(Records about charts and figures)
------------------------------------------------

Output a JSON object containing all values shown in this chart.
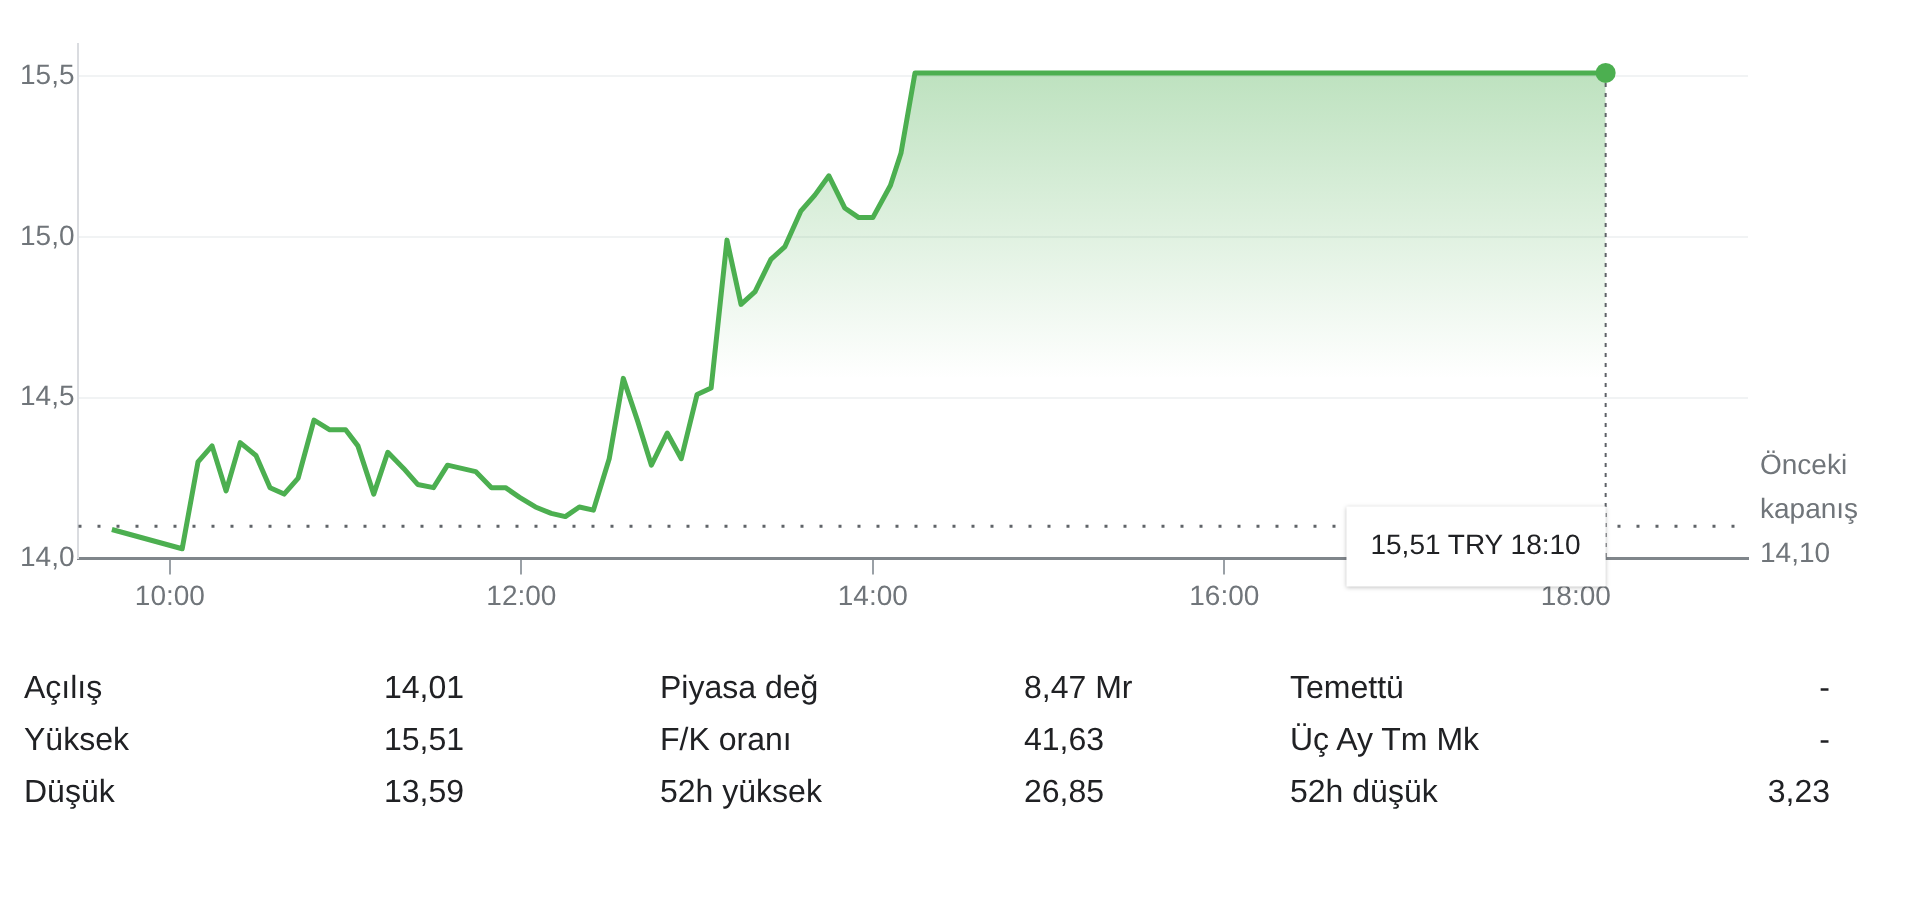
{
  "chart_data": {
    "type": "area",
    "x": [
      9.67,
      10.07,
      10.16,
      10.24,
      10.32,
      10.4,
      10.49,
      10.57,
      10.65,
      10.73,
      10.82,
      10.91,
      11.0,
      11.07,
      11.16,
      11.24,
      11.33,
      11.41,
      11.5,
      11.58,
      11.66,
      11.74,
      11.83,
      11.91,
      11.99,
      12.08,
      12.17,
      12.25,
      12.33,
      12.41,
      12.5,
      12.58,
      12.66,
      12.74,
      12.83,
      12.91,
      13.0,
      13.08,
      13.17,
      13.25,
      13.33,
      13.42,
      13.5,
      13.59,
      13.67,
      13.75,
      13.84,
      13.92,
      14.0,
      14.1,
      14.16,
      14.24,
      18.17
    ],
    "series": [
      {
        "color": "#4caf50",
        "values": [
          14.09,
          14.03,
          14.3,
          14.35,
          14.21,
          14.36,
          14.32,
          14.22,
          14.2,
          14.25,
          14.43,
          14.4,
          14.4,
          14.35,
          14.2,
          14.33,
          14.28,
          14.23,
          14.22,
          14.29,
          14.28,
          14.27,
          14.22,
          14.22,
          14.19,
          14.16,
          14.14,
          14.13,
          14.16,
          14.15,
          14.31,
          14.56,
          14.43,
          14.29,
          14.39,
          14.31,
          14.51,
          14.53,
          14.99,
          14.79,
          14.83,
          14.93,
          14.97,
          15.08,
          15.13,
          15.19,
          15.09,
          15.06,
          15.06,
          15.16,
          15.26,
          15.51,
          15.51
        ]
      }
    ],
    "xlim": [
      9.48,
      18.98
    ],
    "ylim": [
      14.0,
      15.6
    ],
    "xticks": [
      {
        "value": 10,
        "label": "10:00"
      },
      {
        "value": 12,
        "label": "12:00"
      },
      {
        "value": 14,
        "label": "14:00"
      },
      {
        "value": 16,
        "label": "16:00"
      },
      {
        "value": 18,
        "label": "18:00"
      }
    ],
    "yticks": [
      {
        "value": 14.0,
        "label": "14,0"
      },
      {
        "value": 14.5,
        "label": "14,5"
      },
      {
        "value": 15.0,
        "label": "15,0"
      },
      {
        "value": 15.5,
        "label": "15,5"
      }
    ],
    "grid": "y",
    "ref_lines": [
      {
        "axis": "y",
        "value": 14.1,
        "label": "Önceki kapanış 14,10",
        "line_style": "dotted"
      }
    ],
    "annotations": [
      {
        "text": "15,51 TRY 18:10",
        "x": 18.17,
        "y": 15.51
      },
      "Açılış",
      "14,01",
      "Piyasa değ",
      "8,47 Mr",
      "Temettü",
      "-",
      "Yüksek",
      "15,51",
      "F/K oranı",
      "41,63",
      "Üç Ay Tm Mk",
      "-",
      "Düşük",
      "13,59",
      "52h yüksek",
      "26,85",
      "52h düşük",
      "3,23"
    ]
  }
}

------------------------------------------------

**THE EXERCISE:** Exclude the pictures and repeat every other part of the records word for word.

**ANSWER TO THIS EXERCISE:**
Output a JSON object containing all values shown in this chart.
{
  "chart_data": {
    "type": "area",
    "x": [
      9.67,
      10.07,
      10.16,
      10.24,
      10.32,
      10.4,
      10.49,
      10.57,
      10.65,
      10.73,
      10.82,
      10.91,
      11.0,
      11.07,
      11.16,
      11.24,
      11.33,
      11.41,
      11.5,
      11.58,
      11.66,
      11.74,
      11.83,
      11.91,
      11.99,
      12.08,
      12.17,
      12.25,
      12.33,
      12.41,
      12.5,
      12.58,
      12.66,
      12.74,
      12.83,
      12.91,
      13.0,
      13.08,
      13.17,
      13.25,
      13.33,
      13.42,
      13.5,
      13.59,
      13.67,
      13.75,
      13.84,
      13.92,
      14.0,
      14.1,
      14.16,
      14.24,
      18.17
    ],
    "series": [
      {
        "color": "#4caf50",
        "values": [
          14.09,
          14.03,
          14.3,
          14.35,
          14.21,
          14.36,
          14.32,
          14.22,
          14.2,
          14.25,
          14.43,
          14.4,
          14.4,
          14.35,
          14.2,
          14.33,
          14.28,
          14.23,
          14.22,
          14.29,
          14.28,
          14.27,
          14.22,
          14.22,
          14.19,
          14.16,
          14.14,
          14.13,
          14.16,
          14.15,
          14.31,
          14.56,
          14.43,
          14.29,
          14.39,
          14.31,
          14.51,
          14.53,
          14.99,
          14.79,
          14.83,
          14.93,
          14.97,
          15.08,
          15.13,
          15.19,
          15.09,
          15.06,
          15.06,
          15.16,
          15.26,
          15.51,
          15.51
        ]
      }
    ],
    "xlim": [
      9.48,
      18.98
    ],
    "ylim": [
      14.0,
      15.6
    ],
    "xticks": [
      {
        "value": 10,
        "label": "10:00"
      },
      {
        "value": 12,
        "label": "12:00"
      },
      {
        "value": 14,
        "label": "14:00"
      },
      {
        "value": 16,
        "label": "16:00"
      },
      {
        "value": 18,
        "label": "18:00"
      }
    ],
    "yticks": [
      {
        "value": 14.0,
        "label": "14,0"
      },
      {
        "value": 14.5,
        "label": "14,5"
      },
      {
        "value": 15.0,
        "label": "15,0"
      },
      {
        "value": 15.5,
        "label": "15,5"
      }
    ],
    "grid": "y",
    "ref_lines": [
      {
        "axis": "y",
        "value": 14.1,
        "label": "Önceki kapanış 14,10",
        "line_style": "dotted"
      }
    ],
    "annotations": [
      {
        "text": "15,51 TRY 18:10",
        "x": 18.17,
        "y": 15.51
      },
      "Açılış",
      "14,01",
      "Piyasa değ",
      "8,47 Mr",
      "Temettü",
      "-",
      "Yüksek",
      "15,51",
      "F/K oranı",
      "41,63",
      "Üç Ay Tm Mk",
      "-",
      "Düşük",
      "13,59",
      "52h yüksek",
      "26,85",
      "52h düşük",
      "3,23"
    ]
  }
}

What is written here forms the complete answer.